Task to complete: Output an exact reproduction of the data.

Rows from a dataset
* Start *

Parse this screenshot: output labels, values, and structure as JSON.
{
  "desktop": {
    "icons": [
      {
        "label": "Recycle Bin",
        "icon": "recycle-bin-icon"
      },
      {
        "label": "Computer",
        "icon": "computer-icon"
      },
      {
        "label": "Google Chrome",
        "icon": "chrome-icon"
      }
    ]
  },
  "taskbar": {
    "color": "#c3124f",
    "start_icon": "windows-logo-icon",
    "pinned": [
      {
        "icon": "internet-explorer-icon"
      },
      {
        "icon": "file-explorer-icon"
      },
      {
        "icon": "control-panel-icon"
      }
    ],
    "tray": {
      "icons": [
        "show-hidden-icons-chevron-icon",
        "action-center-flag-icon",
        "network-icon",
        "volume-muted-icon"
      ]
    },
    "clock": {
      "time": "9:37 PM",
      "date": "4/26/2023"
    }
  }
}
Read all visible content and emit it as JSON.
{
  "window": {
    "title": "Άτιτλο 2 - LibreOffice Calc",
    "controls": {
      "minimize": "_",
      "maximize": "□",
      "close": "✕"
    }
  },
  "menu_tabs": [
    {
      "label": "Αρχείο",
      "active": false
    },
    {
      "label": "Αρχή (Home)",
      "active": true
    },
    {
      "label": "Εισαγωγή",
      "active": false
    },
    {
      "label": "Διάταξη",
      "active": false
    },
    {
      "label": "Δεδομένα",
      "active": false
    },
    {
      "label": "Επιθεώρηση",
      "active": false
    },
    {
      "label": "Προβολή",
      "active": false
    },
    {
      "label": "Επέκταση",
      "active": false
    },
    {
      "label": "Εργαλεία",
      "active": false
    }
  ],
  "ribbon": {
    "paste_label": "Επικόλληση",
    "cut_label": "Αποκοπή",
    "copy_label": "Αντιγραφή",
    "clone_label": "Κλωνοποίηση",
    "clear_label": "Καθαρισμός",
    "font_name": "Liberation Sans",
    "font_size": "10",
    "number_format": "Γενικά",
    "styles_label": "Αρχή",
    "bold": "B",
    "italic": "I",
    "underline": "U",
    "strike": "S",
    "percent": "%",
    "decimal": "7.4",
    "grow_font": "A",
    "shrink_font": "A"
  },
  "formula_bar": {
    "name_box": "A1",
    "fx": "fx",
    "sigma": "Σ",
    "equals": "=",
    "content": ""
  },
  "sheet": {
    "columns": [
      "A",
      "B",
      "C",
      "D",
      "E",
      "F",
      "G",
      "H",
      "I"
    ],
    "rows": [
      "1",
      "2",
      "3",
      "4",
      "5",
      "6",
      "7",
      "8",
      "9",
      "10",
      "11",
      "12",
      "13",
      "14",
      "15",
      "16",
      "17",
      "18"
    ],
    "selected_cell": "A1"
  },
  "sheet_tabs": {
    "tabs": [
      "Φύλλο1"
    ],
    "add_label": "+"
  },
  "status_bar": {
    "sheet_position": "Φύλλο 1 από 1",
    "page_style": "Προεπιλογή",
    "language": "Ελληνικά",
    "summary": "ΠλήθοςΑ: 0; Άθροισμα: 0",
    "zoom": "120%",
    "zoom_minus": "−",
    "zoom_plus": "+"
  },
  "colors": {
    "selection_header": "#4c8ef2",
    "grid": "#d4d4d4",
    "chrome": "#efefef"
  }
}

* End *

Answer for the task:
Parse this screenshot: output labels, values, and structure as JSON.
{
  "desktop": {
    "icons": [
      {
        "label": "Recycle Bin",
        "icon": "recycle-bin-icon"
      },
      {
        "label": "Computer",
        "icon": "computer-icon"
      },
      {
        "label": "Google Chrome",
        "icon": "chrome-icon"
      }
    ]
  },
  "taskbar": {
    "color": "#c3124f",
    "start_icon": "windows-logo-icon",
    "pinned": [
      {
        "icon": "internet-explorer-icon"
      },
      {
        "icon": "file-explorer-icon"
      },
      {
        "icon": "control-panel-icon"
      }
    ],
    "tray": {
      "icons": [
        "show-hidden-icons-chevron-icon",
        "action-center-flag-icon",
        "network-icon",
        "volume-muted-icon"
      ]
    },
    "clock": {
      "time": "9:37 PM",
      "date": "4/26/2023"
    }
  }
}
Read all visible content and emit it as JSON.
{
  "window": {
    "title": "Άτιτλο 2 - LibreOffice Calc",
    "controls": {
      "minimize": "_",
      "maximize": "□",
      "close": "✕"
    }
  },
  "menu_tabs": [
    {
      "label": "Αρχείο",
      "active": false
    },
    {
      "label": "Αρχή (Home)",
      "active": true
    },
    {
      "label": "Εισαγωγή",
      "active": false
    },
    {
      "label": "Διάταξη",
      "active": false
    },
    {
      "label": "Δεδομένα",
      "active": false
    },
    {
      "label": "Επιθεώρηση",
      "active": false
    },
    {
      "label": "Προβολή",
      "active": false
    },
    {
      "label": "Επέκταση",
      "active": false
    },
    {
      "label": "Εργαλεία",
      "active": false
    }
  ],
  "ribbon": {
    "paste_label": "Επικόλληση",
    "cut_label": "Αποκοπή",
    "copy_label": "Αντιγραφή",
    "clone_label": "Κλωνοποίηση",
    "clear_label": "Καθαρισμός",
    "font_name": "Liberation Sans",
    "font_size": "10",
    "number_format": "Γενικά",
    "styles_label": "Αρχή",
    "bold": "B",
    "italic": "I",
    "underline": "U",
    "strike": "S",
    "percent": "%",
    "decimal": "7.4",
    "grow_font": "A",
    "shrink_font": "A"
  },
  "formula_bar": {
    "name_box": "A1",
    "fx": "fx",
    "sigma": "Σ",
    "equals": "=",
    "content": ""
  },
  "sheet": {
    "columns": [
      "A",
      "B",
      "C",
      "D",
      "E",
      "F",
      "G",
      "H",
      "I"
    ],
    "rows": [
      "1",
      "2",
      "3",
      "4",
      "5",
      "6",
      "7",
      "8",
      "9",
      "10",
      "11",
      "12",
      "13",
      "14",
      "15",
      "16",
      "17",
      "18"
    ],
    "selected_cell": "A1"
  },
  "sheet_tabs": {
    "tabs": [
      "Φύλλο1"
    ],
    "add_label": "+"
  },
  "status_bar": {
    "sheet_position": "Φύλλο 1 από 1",
    "page_style": "Προεπιλογή",
    "language": "Ελληνικά",
    "summary": "ΠλήθοςΑ: 0; Άθροισμα: 0",
    "zoom": "120%",
    "zoom_minus": "−",
    "zoom_plus": "+"
  },
  "colors": {
    "selection_header": "#4c8ef2",
    "grid": "#d4d4d4",
    "chrome": "#efefef"
  }
}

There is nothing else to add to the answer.